## TASK GOAL
Produce an exact copy of all the records.

— start SOURCE MATERIAL —

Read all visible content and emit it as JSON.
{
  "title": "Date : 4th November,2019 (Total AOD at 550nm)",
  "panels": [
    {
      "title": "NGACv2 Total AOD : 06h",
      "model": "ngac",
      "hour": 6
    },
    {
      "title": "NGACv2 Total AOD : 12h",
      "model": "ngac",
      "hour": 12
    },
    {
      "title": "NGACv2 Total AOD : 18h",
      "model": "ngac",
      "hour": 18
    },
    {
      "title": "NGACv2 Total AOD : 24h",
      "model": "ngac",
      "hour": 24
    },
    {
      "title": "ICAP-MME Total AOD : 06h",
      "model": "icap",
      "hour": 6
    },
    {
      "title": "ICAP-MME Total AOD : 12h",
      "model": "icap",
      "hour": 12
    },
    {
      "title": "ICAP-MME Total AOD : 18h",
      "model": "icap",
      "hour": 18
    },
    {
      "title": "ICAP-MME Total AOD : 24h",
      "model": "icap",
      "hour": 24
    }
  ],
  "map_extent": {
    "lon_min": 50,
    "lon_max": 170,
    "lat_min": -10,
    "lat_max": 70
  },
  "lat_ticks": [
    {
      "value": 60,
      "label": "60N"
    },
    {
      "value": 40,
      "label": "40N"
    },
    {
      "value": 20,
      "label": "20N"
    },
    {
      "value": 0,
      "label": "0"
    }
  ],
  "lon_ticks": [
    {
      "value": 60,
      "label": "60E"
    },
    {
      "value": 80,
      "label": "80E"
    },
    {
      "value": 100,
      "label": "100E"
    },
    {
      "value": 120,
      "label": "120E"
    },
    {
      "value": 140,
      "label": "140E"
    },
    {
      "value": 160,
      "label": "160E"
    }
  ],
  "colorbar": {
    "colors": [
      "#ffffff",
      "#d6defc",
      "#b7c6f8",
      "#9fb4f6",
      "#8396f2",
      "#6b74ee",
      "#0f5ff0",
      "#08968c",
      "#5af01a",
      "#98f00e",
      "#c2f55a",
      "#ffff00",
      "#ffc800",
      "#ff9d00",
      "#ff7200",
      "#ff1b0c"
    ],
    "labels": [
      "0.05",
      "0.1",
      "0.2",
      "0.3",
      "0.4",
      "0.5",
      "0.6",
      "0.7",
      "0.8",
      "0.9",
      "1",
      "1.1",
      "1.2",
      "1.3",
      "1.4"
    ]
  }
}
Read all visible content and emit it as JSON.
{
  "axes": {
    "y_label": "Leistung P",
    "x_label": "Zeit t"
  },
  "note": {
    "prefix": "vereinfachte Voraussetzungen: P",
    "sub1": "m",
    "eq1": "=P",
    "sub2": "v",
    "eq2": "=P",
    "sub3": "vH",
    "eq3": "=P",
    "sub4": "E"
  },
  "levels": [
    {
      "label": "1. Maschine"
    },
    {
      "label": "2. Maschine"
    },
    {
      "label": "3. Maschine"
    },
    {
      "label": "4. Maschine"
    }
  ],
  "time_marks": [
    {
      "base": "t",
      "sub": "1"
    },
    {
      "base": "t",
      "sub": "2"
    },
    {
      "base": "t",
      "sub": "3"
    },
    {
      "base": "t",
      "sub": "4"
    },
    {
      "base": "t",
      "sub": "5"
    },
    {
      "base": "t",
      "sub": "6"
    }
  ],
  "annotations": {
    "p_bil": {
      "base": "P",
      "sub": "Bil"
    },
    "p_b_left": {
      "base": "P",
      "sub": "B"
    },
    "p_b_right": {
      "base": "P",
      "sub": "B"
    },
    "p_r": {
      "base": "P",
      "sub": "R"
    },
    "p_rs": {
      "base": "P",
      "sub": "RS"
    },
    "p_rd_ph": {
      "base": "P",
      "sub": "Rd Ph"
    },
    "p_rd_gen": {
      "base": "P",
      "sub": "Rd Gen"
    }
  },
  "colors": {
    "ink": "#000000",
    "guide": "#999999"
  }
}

— end SOURCE MATERIAL —

## REPLY
Read all visible content and emit it as JSON.
{
  "title": "Date : 4th November,2019 (Total AOD at 550nm)",
  "panels": [
    {
      "title": "NGACv2 Total AOD : 06h",
      "model": "ngac",
      "hour": 6
    },
    {
      "title": "NGACv2 Total AOD : 12h",
      "model": "ngac",
      "hour": 12
    },
    {
      "title": "NGACv2 Total AOD : 18h",
      "model": "ngac",
      "hour": 18
    },
    {
      "title": "NGACv2 Total AOD : 24h",
      "model": "ngac",
      "hour": 24
    },
    {
      "title": "ICAP-MME Total AOD : 06h",
      "model": "icap",
      "hour": 6
    },
    {
      "title": "ICAP-MME Total AOD : 12h",
      "model": "icap",
      "hour": 12
    },
    {
      "title": "ICAP-MME Total AOD : 18h",
      "model": "icap",
      "hour": 18
    },
    {
      "title": "ICAP-MME Total AOD : 24h",
      "model": "icap",
      "hour": 24
    }
  ],
  "map_extent": {
    "lon_min": 50,
    "lon_max": 170,
    "lat_min": -10,
    "lat_max": 70
  },
  "lat_ticks": [
    {
      "value": 60,
      "label": "60N"
    },
    {
      "value": 40,
      "label": "40N"
    },
    {
      "value": 20,
      "label": "20N"
    },
    {
      "value": 0,
      "label": "0"
    }
  ],
  "lon_ticks": [
    {
      "value": 60,
      "label": "60E"
    },
    {
      "value": 80,
      "label": "80E"
    },
    {
      "value": 100,
      "label": "100E"
    },
    {
      "value": 120,
      "label": "120E"
    },
    {
      "value": 140,
      "label": "140E"
    },
    {
      "value": 160,
      "label": "160E"
    }
  ],
  "colorbar": {
    "colors": [
      "#ffffff",
      "#d6defc",
      "#b7c6f8",
      "#9fb4f6",
      "#8396f2",
      "#6b74ee",
      "#0f5ff0",
      "#08968c",
      "#5af01a",
      "#98f00e",
      "#c2f55a",
      "#ffff00",
      "#ffc800",
      "#ff9d00",
      "#ff7200",
      "#ff1b0c"
    ],
    "labels": [
      "0.05",
      "0.1",
      "0.2",
      "0.3",
      "0.4",
      "0.5",
      "0.6",
      "0.7",
      "0.8",
      "0.9",
      "1",
      "1.1",
      "1.2",
      "1.3",
      "1.4"
    ]
  }
}
Read all visible content and emit it as JSON.
{
  "axes": {
    "y_label": "Leistung P",
    "x_label": "Zeit t"
  },
  "note": {
    "prefix": "vereinfachte Voraussetzungen: P",
    "sub1": "m",
    "eq1": "=P",
    "sub2": "v",
    "eq2": "=P",
    "sub3": "vH",
    "eq3": "=P",
    "sub4": "E"
  },
  "levels": [
    {
      "label": "1. Maschine"
    },
    {
      "label": "2. Maschine"
    },
    {
      "label": "3. Maschine"
    },
    {
      "label": "4. Maschine"
    }
  ],
  "time_marks": [
    {
      "base": "t",
      "sub": "1"
    },
    {
      "base": "t",
      "sub": "2"
    },
    {
      "base": "t",
      "sub": "3"
    },
    {
      "base": "t",
      "sub": "4"
    },
    {
      "base": "t",
      "sub": "5"
    },
    {
      "base": "t",
      "sub": "6"
    }
  ],
  "annotations": {
    "p_bil": {
      "base": "P",
      "sub": "Bil"
    },
    "p_b_left": {
      "base": "P",
      "sub": "B"
    },
    "p_b_right": {
      "base": "P",
      "sub": "B"
    },
    "p_r": {
      "base": "P",
      "sub": "R"
    },
    "p_rs": {
      "base": "P",
      "sub": "RS"
    },
    "p_rd_ph": {
      "base": "P",
      "sub": "Rd Ph"
    },
    "p_rd_gen": {
      "base": "P",
      "sub": "Rd Gen"
    }
  },
  "colors": {
    "ink": "#000000",
    "guide": "#999999"
  }
}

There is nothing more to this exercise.